Work instructions
Check each line below for the word "сентябрь", and copy those that have it.

::: Data for processing :::

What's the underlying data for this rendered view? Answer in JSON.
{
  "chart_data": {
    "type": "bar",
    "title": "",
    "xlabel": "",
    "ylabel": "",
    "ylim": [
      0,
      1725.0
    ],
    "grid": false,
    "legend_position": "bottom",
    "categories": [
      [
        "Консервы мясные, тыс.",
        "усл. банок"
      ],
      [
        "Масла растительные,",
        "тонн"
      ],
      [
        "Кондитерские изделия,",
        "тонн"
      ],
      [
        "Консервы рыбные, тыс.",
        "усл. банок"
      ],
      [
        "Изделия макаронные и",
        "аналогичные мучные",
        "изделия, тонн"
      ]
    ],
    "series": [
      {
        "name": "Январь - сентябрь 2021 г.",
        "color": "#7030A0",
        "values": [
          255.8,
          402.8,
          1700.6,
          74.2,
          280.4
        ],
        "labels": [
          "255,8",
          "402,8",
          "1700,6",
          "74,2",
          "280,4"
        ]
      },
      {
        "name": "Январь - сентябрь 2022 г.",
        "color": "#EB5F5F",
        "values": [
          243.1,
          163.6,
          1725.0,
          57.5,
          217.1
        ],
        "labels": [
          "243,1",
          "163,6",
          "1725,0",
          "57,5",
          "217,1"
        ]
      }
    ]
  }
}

:::

Answer to the problem
        "name": "Январь - сентябрь 2021 г.",
        "name": "Январь - сентябрь 2022 г.",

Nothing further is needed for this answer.